* [Work item]:
Please explain, in one to three sentences, why the methods text on digestion products and GLUTag cells says at least three GLUTag cell passages were cultivated.

2.4. Characterization of Digestion Products by SDS-PAGE

After the artificial digestion, a Bicinchoninic Acid (BCA) Assay for protein quantification of the digested, negative controls and enzyme control samples was carried out using a BCA kit (Pierce, Thermo Fisher Scientific, Waltham, MA, USA) (Walker, J. M. 2009). An SDS-PAGE was performed to attest to the successful digestion of the treated samples. The electrophoresis was carried out by mixing 30 µL of each digested, undigested and enzyme control sample with a protein concentration of 2 μg/μL with 10 microliters of 4× sample loading buffer (125 mM Tris HCl (pH 6.8), 2.5% (w/v) sodium dodecyl sulfate (SDS), 0.1% (w/v) bromophenol blue, 25% (v/v) glycerol, 25% (v/v) β-mercaptoethanol). After heating the mixture at 100 °C for 5 min, 15 µL from each sample was collected and loaded on a 16% polyacrylamide gel. A molecular weight marker (Page Ruler, Thermo Fisher Scientific) was included on each gel. Gels were then stained with colloidal Coomassie Blue (Bio-Rad Laboratories, Hercules, CA, USA).

2.5. GLUTag Cell Line Culture

The GLUTag cells used in the present work were kindly donated by Prof. Staels (University Lille, Institut Pasteur de Lille, Lille, France) with permission of Prof. Drucker (Lunenfeld-Tanenbaum Research Insitute, Toronto, ON, Canada). The medium where the cells were cultured was composed of 88% of DMEM (Dulbecco’s modified Eagle’s medium) containing 1 g/L D-glucose, supplemented with 10% foetal bovine serum (Sigma-Aldrich, Madrid, Spain), 1% of 100 U/mL/100 mg/L Penicillin/Streptomycin and 1% of Glutamine (final concentration 2 mM) (Lonza, O Porriño, Spain). The cells were incubated under a 5% CO2-humidified atmosphere at 37 °C. At least three GLUTag cell passages were cultivated consequentially to allow each treatment to have adequate biological replicates for the GLP-1 secretion test.

2.6. GLP-1 Secretion Test

GLUTag cells were plated onto 24-well plates precoated with Matrigel (Lonza, O Porriño, Spain) at a density of 200.000 cells/mL 24 h before the secretion study. Cells were washed twice with PBS buffer and treated for 2h at 37 °C with the CP, PFR, PFP, and Pagri samples following intestinal digestion dissolved in HEPES buffer (1.25 mM) at a concentration of 5 mg protein/mL. All the treatments were performed by duplicate in each cell plate and repeated for 3 passages. After the treatment, the medium of each well was collected and stored at −80 °C in aliquots of 25 µL until the determination of total GLP-1 and LDH release assay following the manufacturer’s instructions. Then the cells were lysed with RIPA buffer, lysates were stored at −80 °C, and then used to analyse total protein content using a BCA kit (Pierce, Thermo Fisher Scientific) and for LDH quantification in the cells.

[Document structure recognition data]
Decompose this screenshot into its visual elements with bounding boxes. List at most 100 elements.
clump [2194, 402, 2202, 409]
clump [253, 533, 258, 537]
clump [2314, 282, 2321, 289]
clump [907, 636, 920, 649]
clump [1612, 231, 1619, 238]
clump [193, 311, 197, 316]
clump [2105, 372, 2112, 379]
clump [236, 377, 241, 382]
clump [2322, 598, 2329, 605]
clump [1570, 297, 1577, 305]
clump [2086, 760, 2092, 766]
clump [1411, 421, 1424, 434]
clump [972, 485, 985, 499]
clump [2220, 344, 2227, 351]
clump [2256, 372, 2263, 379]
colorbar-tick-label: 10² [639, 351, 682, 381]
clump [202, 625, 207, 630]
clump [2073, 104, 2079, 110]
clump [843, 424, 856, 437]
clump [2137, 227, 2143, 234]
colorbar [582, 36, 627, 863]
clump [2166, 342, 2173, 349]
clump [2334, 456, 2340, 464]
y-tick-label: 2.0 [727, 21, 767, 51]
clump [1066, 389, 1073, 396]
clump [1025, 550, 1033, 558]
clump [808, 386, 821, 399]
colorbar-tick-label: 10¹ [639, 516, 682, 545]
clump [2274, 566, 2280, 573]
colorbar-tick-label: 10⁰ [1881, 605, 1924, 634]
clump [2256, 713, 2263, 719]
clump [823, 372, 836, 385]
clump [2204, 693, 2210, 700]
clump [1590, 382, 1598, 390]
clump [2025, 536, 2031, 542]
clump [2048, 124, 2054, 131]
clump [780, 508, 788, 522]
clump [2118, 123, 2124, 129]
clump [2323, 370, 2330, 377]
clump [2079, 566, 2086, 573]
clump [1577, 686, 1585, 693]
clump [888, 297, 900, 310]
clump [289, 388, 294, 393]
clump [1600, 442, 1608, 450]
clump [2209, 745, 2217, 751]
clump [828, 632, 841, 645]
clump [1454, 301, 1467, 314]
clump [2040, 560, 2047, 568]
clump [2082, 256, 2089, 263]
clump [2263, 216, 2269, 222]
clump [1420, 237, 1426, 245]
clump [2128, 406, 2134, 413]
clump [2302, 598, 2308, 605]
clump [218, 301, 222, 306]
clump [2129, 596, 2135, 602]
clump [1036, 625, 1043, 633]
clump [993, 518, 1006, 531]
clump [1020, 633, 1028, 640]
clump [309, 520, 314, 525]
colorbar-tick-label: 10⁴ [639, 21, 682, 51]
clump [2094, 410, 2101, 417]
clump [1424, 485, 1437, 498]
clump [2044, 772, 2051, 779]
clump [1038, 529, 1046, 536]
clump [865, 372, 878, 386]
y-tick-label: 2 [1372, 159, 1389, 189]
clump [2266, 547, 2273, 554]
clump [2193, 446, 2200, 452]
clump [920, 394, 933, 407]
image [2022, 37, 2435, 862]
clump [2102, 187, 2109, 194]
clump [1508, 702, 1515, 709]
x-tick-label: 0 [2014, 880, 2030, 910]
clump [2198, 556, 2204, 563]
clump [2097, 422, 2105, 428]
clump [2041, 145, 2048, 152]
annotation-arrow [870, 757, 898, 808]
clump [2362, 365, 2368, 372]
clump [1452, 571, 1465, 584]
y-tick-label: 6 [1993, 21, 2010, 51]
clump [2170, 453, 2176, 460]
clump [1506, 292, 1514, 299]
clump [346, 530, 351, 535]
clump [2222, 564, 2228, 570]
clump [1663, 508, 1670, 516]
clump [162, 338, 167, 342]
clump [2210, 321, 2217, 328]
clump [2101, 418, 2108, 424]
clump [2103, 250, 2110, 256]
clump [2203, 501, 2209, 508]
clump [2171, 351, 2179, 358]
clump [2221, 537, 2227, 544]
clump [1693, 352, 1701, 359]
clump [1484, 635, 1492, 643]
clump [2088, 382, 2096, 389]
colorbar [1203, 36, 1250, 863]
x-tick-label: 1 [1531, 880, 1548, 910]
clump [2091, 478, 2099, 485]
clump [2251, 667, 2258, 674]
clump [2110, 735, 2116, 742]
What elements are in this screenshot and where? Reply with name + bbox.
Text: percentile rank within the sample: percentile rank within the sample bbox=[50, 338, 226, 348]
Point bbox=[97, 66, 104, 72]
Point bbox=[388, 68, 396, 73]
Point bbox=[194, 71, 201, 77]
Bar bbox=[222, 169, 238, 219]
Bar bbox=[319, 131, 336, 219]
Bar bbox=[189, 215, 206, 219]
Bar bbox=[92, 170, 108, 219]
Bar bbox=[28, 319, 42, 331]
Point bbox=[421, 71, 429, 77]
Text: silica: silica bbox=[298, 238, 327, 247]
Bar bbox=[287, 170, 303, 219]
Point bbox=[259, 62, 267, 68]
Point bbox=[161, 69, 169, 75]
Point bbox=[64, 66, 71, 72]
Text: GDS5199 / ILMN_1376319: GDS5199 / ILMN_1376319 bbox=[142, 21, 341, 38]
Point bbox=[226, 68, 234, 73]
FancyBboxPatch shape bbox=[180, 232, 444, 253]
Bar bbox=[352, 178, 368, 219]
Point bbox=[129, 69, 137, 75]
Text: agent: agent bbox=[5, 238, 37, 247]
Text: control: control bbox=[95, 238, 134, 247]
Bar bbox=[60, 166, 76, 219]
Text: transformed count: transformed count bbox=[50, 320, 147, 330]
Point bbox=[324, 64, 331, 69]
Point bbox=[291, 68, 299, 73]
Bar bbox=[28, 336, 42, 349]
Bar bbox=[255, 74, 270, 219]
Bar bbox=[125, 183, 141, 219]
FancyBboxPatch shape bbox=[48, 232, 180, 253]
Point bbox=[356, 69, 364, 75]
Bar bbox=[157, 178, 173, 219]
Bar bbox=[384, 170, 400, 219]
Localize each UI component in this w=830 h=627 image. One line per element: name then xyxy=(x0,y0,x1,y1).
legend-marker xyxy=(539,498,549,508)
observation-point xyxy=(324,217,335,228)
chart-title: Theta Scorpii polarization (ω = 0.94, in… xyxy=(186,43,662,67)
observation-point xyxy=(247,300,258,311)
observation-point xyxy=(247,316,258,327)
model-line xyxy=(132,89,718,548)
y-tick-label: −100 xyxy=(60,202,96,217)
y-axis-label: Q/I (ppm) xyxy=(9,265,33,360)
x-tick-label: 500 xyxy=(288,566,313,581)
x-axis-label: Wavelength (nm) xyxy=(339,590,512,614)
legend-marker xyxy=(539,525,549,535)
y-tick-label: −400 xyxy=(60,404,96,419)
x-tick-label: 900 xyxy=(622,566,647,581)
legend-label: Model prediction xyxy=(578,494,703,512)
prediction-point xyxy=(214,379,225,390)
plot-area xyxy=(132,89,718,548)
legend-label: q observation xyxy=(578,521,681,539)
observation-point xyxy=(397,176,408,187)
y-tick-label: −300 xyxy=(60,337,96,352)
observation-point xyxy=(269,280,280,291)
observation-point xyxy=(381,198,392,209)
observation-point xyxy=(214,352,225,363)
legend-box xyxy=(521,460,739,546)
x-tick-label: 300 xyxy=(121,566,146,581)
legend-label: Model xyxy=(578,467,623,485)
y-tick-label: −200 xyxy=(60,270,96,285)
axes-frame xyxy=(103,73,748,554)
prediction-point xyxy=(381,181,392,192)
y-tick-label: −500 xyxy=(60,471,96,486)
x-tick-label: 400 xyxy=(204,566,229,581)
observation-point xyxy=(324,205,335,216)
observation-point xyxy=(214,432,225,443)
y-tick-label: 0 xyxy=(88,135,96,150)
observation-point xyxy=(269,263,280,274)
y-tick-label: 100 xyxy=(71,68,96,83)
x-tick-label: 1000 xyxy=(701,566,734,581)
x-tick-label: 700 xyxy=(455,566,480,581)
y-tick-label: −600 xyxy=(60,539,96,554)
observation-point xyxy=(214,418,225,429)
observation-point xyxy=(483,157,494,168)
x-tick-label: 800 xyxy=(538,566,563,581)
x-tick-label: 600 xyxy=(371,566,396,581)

* [Answer to this task]:
At least three GLUTag cell passages were cultivated one after another so that each treatment would have adequate biological replicates for the GLP-1 secretion test.